<<<<

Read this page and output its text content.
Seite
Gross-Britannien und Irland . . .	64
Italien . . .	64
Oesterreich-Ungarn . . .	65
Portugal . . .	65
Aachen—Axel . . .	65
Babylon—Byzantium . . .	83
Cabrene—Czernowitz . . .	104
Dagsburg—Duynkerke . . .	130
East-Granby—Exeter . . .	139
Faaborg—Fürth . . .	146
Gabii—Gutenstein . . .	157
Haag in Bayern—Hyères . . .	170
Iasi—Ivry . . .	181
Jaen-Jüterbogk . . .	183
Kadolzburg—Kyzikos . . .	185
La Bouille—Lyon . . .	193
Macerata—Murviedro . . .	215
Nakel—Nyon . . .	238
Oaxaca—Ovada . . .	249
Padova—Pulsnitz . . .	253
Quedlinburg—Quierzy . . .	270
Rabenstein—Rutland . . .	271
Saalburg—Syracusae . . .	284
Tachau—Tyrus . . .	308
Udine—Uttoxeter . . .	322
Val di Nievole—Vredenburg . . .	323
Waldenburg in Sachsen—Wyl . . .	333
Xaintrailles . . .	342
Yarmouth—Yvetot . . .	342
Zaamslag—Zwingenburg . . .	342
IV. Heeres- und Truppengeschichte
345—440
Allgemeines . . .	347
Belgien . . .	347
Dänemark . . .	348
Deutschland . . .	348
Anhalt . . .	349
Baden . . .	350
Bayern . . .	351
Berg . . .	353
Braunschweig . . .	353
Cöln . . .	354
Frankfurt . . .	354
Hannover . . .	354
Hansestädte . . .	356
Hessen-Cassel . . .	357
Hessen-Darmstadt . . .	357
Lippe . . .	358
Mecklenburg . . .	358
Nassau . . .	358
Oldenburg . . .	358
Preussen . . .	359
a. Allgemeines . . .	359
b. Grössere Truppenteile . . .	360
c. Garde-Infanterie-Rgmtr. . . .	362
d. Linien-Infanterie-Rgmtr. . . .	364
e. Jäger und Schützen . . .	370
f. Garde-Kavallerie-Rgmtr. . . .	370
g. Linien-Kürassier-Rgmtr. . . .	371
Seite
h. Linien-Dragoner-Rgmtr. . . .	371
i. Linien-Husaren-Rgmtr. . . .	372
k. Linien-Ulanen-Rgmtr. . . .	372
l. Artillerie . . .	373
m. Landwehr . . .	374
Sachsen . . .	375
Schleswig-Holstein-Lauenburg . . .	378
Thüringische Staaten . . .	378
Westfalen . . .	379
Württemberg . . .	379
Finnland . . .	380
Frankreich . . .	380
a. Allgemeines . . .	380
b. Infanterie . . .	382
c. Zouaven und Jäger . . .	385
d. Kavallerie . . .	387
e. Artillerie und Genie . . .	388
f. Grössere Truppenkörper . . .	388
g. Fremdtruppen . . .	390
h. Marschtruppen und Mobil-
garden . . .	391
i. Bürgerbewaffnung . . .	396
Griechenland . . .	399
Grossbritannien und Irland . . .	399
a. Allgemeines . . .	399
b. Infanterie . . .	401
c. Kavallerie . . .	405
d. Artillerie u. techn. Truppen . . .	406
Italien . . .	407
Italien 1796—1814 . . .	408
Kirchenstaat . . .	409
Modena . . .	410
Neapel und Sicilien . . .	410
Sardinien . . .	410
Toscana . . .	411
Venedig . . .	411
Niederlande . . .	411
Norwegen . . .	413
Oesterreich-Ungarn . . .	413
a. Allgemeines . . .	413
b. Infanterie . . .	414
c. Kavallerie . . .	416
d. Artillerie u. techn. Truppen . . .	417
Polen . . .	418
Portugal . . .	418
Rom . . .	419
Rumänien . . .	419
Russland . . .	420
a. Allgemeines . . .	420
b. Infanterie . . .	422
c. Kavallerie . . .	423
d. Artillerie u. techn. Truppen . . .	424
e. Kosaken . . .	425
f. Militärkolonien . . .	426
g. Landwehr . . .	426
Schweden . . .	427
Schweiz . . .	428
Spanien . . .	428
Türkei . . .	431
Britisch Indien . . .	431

>>>>

Exercise description: Exactly reproduce all of the entries.

Response below:
Read this page and output its text content.
Seite
Gross-Britannien und Irland . . .	64
Italien . . .	64
Oesterreich-Ungarn . . .	65
Portugal . . .	65
Aachen—Axel . . .	65
Babylon—Byzantium . . .	83
Cabrene—Czernowitz . . .	104
Dagsburg—Duynkerke . . .	130
East-Granby—Exeter . . .	139
Faaborg—Fürth . . .	146
Gabii—Gutenstein . . .	157
Haag in Bayern—Hyères . . .	170
Iasi—Ivry . . .	181
Jaen-Jüterbogk . . .	183
Kadolzburg—Kyzikos . . .	185
La Bouille—Lyon . . .	193
Macerata—Murviedro . . .	215
Nakel—Nyon . . .	238
Oaxaca—Ovada . . .	249
Padova—Pulsnitz . . .	253
Quedlinburg—Quierzy . . .	270
Rabenstein—Rutland . . .	271
Saalburg—Syracusae . . .	284
Tachau—Tyrus . . .	308
Udine—Uttoxeter . . .	322
Val di Nievole—Vredenburg . . .	323
Waldenburg in Sachsen—Wyl . . .	333
Xaintrailles . . .	342
Yarmouth—Yvetot . . .	342
Zaamslag—Zwingenburg . . .	342
IV. Heeres- und Truppengeschichte
345—440
Allgemeines . . .	347
Belgien . . .	347
Dänemark . . .	348
Deutschland . . .	348
Anhalt . . .	349
Baden . . .	350
Bayern . . .	351
Berg . . .	353
Braunschweig . . .	353
Cöln . . .	354
Frankfurt . . .	354
Hannover . . .	354
Hansestädte . . .	356
Hessen-Cassel . . .	357
Hessen-Darmstadt . . .	357
Lippe . . .	358
Mecklenburg . . .	358
Nassau . . .	358
Oldenburg . . .	358
Preussen . . .	359
a. Allgemeines . . .	359
b. Grössere Truppenteile . . .	360
c. Garde-Infanterie-Rgmtr. . . .	362
d. Linien-Infanterie-Rgmtr. . . .	364
e. Jäger und Schützen . . .	370
f. Garde-Kavallerie-Rgmtr. . . .	370
g. Linien-Kürassier-Rgmtr. . . .	371
Seite
h. Linien-Dragoner-Rgmtr. . . .	371
i. Linien-Husaren-Rgmtr. . . .	372
k. Linien-Ulanen-Rgmtr. . . .	372
l. Artillerie . . .	373
m. Landwehr . . .	374
Sachsen . . .	375
Schleswig-Holstein-Lauenburg . . .	378
Thüringische Staaten . . .	378
Westfalen . . .	379
Württemberg . . .	379
Finnland . . .	380
Frankreich . . .	380
a. Allgemeines . . .	380
b. Infanterie . . .	382
c. Zouaven und Jäger . . .	385
d. Kavallerie . . .	387
e. Artillerie und Genie . . .	388
f. Grössere Truppenkörper . . .	388
g. Fremdtruppen . . .	390
h. Marschtruppen und Mobil-
garden . . .	391
i. Bürgerbewaffnung . . .	396
Griechenland . . .	399
Grossbritannien und Irland . . .	399
a. Allgemeines . . .	399
b. Infanterie . . .	401
c. Kavallerie . . .	405
d. Artillerie u. techn. Truppen . . .	406
Italien . . .	407
Italien 1796—1814 . . .	408
Kirchenstaat . . .	409
Modena . . .	410
Neapel und Sicilien . . .	410
Sardinien . . .	410
Toscana . . .	411
Venedig . . .	411
Niederlande . . .	411
Norwegen . . .	413
Oesterreich-Ungarn . . .	413
a. Allgemeines . . .	413
b. Infanterie . . .	414
c. Kavallerie . . .	416
d. Artillerie u. techn. Truppen . . .	417
Polen . . .	418
Portugal . . .	418
Rom . . .	419
Rumänien . . .	419
Russland . . .	420
a. Allgemeines . . .	420
b. Infanterie . . .	422
c. Kavallerie . . .	423
d. Artillerie u. techn. Truppen . . .	424
e. Kosaken . . .	425
f. Militärkolonien . . .	426
g. Landwehr . . .	426
Schweden . . .	427
Schweiz . . .	428
Spanien . . .	428
Türkei . . .	431
Britisch Indien . . .	431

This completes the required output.